GOAL:
Copy out the data below word for word, starting at its first line and ending at the line that contains "y-tick-label: 200 <box>90 133 120 155</box>", with that line included.

■ ■ ■ ■ ■

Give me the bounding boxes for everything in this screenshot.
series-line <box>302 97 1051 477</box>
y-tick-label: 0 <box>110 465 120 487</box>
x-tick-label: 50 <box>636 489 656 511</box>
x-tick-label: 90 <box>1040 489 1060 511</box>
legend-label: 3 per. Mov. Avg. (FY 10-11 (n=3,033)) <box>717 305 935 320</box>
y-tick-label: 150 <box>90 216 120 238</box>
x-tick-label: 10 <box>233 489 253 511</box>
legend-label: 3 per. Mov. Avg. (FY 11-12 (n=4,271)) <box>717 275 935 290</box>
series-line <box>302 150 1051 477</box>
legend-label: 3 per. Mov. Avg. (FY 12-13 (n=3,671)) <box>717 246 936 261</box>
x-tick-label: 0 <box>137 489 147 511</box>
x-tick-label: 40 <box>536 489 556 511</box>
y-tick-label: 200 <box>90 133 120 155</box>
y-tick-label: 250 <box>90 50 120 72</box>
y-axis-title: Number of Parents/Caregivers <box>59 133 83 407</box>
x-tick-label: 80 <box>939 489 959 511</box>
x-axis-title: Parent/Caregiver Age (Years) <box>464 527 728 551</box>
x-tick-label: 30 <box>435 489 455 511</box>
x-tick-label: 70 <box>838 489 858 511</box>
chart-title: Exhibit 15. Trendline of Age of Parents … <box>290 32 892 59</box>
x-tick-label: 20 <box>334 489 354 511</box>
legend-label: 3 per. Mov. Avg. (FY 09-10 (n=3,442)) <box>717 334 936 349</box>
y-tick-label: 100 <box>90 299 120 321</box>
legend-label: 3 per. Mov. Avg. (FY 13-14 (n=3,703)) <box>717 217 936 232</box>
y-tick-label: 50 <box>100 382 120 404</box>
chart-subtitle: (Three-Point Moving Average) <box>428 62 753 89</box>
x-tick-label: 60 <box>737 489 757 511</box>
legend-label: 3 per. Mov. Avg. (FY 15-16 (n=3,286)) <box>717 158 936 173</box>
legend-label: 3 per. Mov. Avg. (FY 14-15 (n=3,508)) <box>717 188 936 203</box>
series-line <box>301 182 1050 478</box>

■ ■ ■ ■ ■

RESPONSE TO THE TASK:
Give me the bounding boxes for everything in this screenshot.
series-line <box>302 97 1051 477</box>
y-tick-label: 0 <box>110 465 120 487</box>
x-tick-label: 50 <box>636 489 656 511</box>
x-tick-label: 90 <box>1040 489 1060 511</box>
legend-label: 3 per. Mov. Avg. (FY 10-11 (n=3,033)) <box>717 305 935 320</box>
y-tick-label: 150 <box>90 216 120 238</box>
x-tick-label: 10 <box>233 489 253 511</box>
legend-label: 3 per. Mov. Avg. (FY 11-12 (n=4,271)) <box>717 275 935 290</box>
series-line <box>302 150 1051 477</box>
legend-label: 3 per. Mov. Avg. (FY 12-13 (n=3,671)) <box>717 246 936 261</box>
x-tick-label: 0 <box>137 489 147 511</box>
x-tick-label: 40 <box>536 489 556 511</box>
y-tick-label: 200 <box>90 133 120 155</box>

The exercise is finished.